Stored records
——————————
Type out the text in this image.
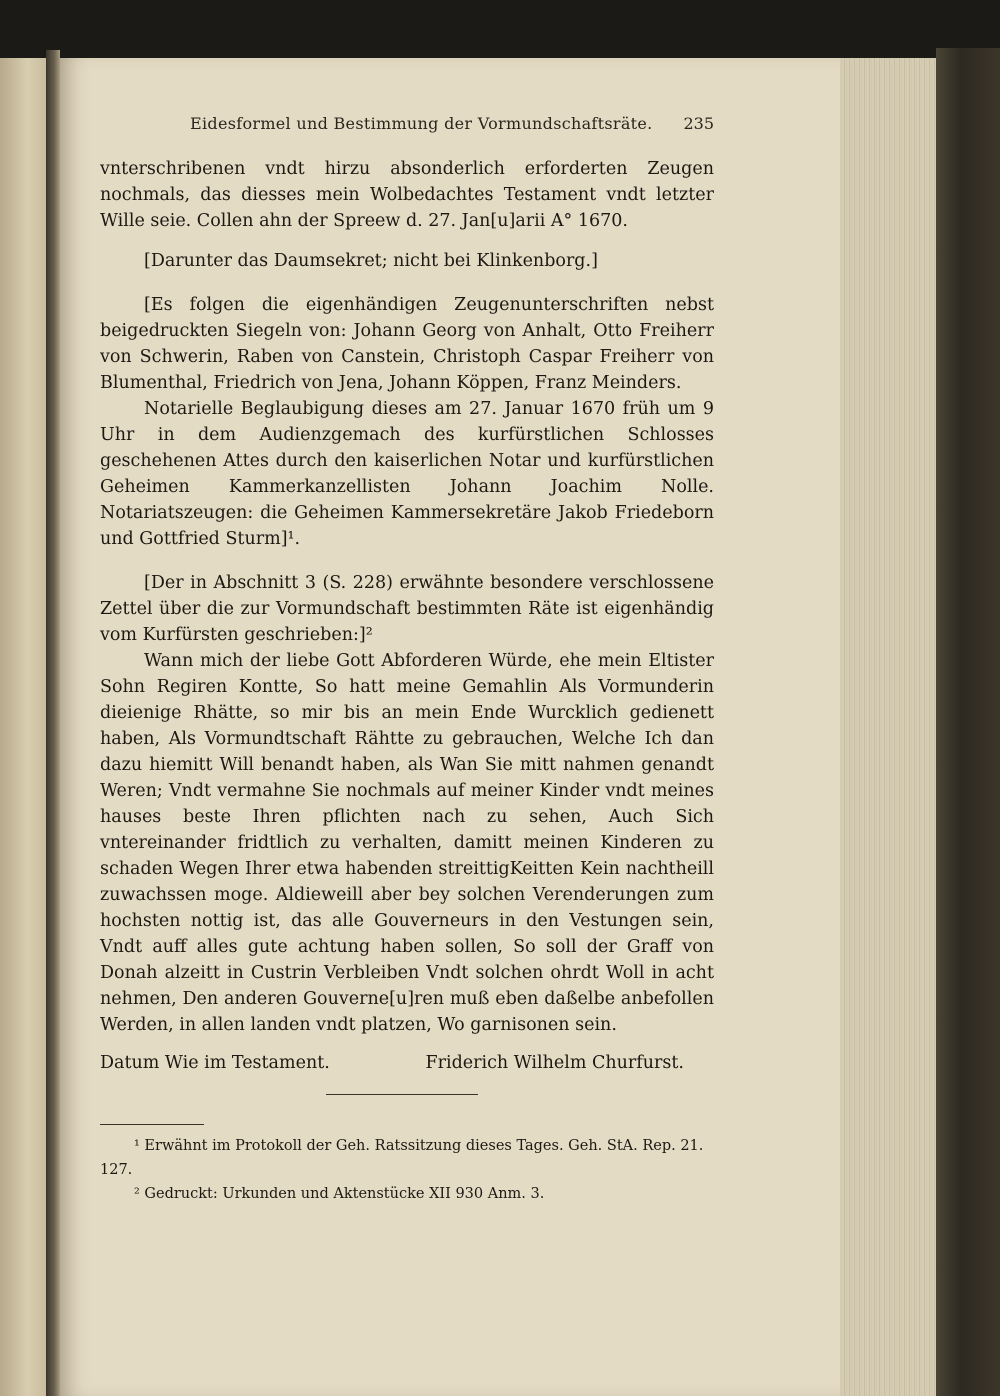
Eidesformel und Bestimmung der Vormundschaftsräte. 235

vnterschribenen vndt hirzu absonderlich erforderten Zeugen nochmals, das diesses mein Wolbedachtes Testament vndt letzter Wille seie. Collen ahn der Spreew d. 27. Jan[u]arii A° 1670.

[Darunter das Daumsekret; nicht bei Klinkenborg.]

[Es folgen die eigenhändigen Zeugenunterschriften nebst beigedruckten Siegeln von: Johann Georg von Anhalt, Otto Freiherr von Schwerin, Raben von Canstein, Christoph Caspar Freiherr von Blumenthal, Friedrich von Jena, Johann Köppen, Franz Meinders.

Notarielle Beglaubigung dieses am 27. Januar 1670 früh um 9 Uhr in dem Audienzgemach des kurfürstlichen Schlosses geschehenen Attes durch den kaiserlichen Notar und kurfürstlichen Geheimen Kammerkanzellisten Johann Joachim Nolle. Notariatszeugen: die Geheimen Kammersekretäre Jakob Friedeborn und Gottfried Sturm]¹.

[Der in Abschnitt 3 (S. 228) erwähnte besondere verschlossene Zettel über die zur Vormundschaft bestimmten Räte ist eigenhändig vom Kurfürsten geschrieben:]²

Wann mich der liebe Gott Abforderen Würde, ehe mein Eltister Sohn Regiren Kontte, So hatt meine Gemahlin Als Vormunderin dieienige Rhätte, so mir bis an mein Ende Wurcklich gedienett haben, Als Vormundtschaft Rähtte zu gebrauchen, Welche Ich dan dazu hiemitt Will benandt haben, als Wan Sie mitt nahmen genandt Weren; Vndt vermahne Sie nochmals auf meiner Kinder vndt meines hauses beste Ihren pflichten nach zu sehen, Auch Sich vntereinander fridtlich zu verhalten, damitt meinen Kinderen zu schaden Wegen Ihrer etwa habenden streittigKeitten Kein nachtheill zuwachssen moge. Aldieweill aber bey solchen Verenderungen zum hochsten nottig ist, das alle Gouverneurs in den Vestungen sein, Vndt auff alles gute achtung haben sollen, So soll der Graff von Donah alzeitt in Custrin Verbleiben Vndt solchen ohrdt Woll in acht nehmen, Den anderen Gouverne[u]ren muß eben daßelbe anbefollen Werden, in allen landen vndt platzen, Wo garnisonen sein.

Datum Wie im Testament.	Friderich Wilhelm Churfurst.

¹ Erwähnt im Protokoll der Geh. Ratssitzung dieses Tages. Geh. StA. Rep. 21. 127.

² Gedruckt: Urkunden und Aktenstücke XII 930 Anm. 3.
——————————
TO DO:
Will you restate every entry word for word and omit the images?

TASK ANSWER:
Type out the text in this image.
Eidesformel und Bestimmung der Vormundschaftsräte. 235

vnterschribenen vndt hirzu absonderlich erforderten Zeugen nochmals, das diesses mein Wolbedachtes Testament vndt letzter Wille seie. Collen ahn der Spreew d. 27. Jan[u]arii A° 1670.

[Darunter das Daumsekret; nicht bei Klinkenborg.]

[Es folgen die eigenhändigen Zeugenunterschriften nebst beigedruckten Siegeln von: Johann Georg von Anhalt, Otto Freiherr von Schwerin, Raben von Canstein, Christoph Caspar Freiherr von Blumenthal, Friedrich von Jena, Johann Köppen, Franz Meinders.

Notarielle Beglaubigung dieses am 27. Januar 1670 früh um 9 Uhr in dem Audienzgemach des kurfürstlichen Schlosses geschehenen Attes durch den kaiserlichen Notar und kurfürstlichen Geheimen Kammerkanzellisten Johann Joachim Nolle. Notariatszeugen: die Geheimen Kammersekretäre Jakob Friedeborn und Gottfried Sturm]¹.

[Der in Abschnitt 3 (S. 228) erwähnte besondere verschlossene Zettel über die zur Vormundschaft bestimmten Räte ist eigenhändig vom Kurfürsten geschrieben:]²

Wann mich der liebe Gott Abforderen Würde, ehe mein Eltister Sohn Regiren Kontte, So hatt meine Gemahlin Als Vormunderin dieienige Rhätte, so mir bis an mein Ende Wurcklich gedienett haben, Als Vormundtschaft Rähtte zu gebrauchen, Welche Ich dan dazu hiemitt Will benandt haben, als Wan Sie mitt nahmen genandt Weren; Vndt vermahne Sie nochmals auf meiner Kinder vndt meines hauses beste Ihren pflichten nach zu sehen, Auch Sich vntereinander fridtlich zu verhalten, damitt meinen Kinderen zu schaden Wegen Ihrer etwa habenden streittigKeitten Kein nachtheill zuwachssen moge. Aldieweill aber bey solchen Verenderungen zum hochsten nottig ist, das alle Gouverneurs in den Vestungen sein, Vndt auff alles gute achtung haben sollen, So soll der Graff von Donah alzeitt in Custrin Verbleiben Vndt solchen ohrdt Woll in acht nehmen, Den anderen Gouverne[u]ren muß eben daßelbe anbefollen Werden, in allen landen vndt platzen, Wo garnisonen sein.

Datum Wie im Testament.	Friderich Wilhelm Churfurst.

¹ Erwähnt im Protokoll der Geh. Ratssitzung dieses Tages. Geh. StA. Rep. 21. 127.

² Gedruckt: Urkunden und Aktenstücke XII 930 Anm. 3.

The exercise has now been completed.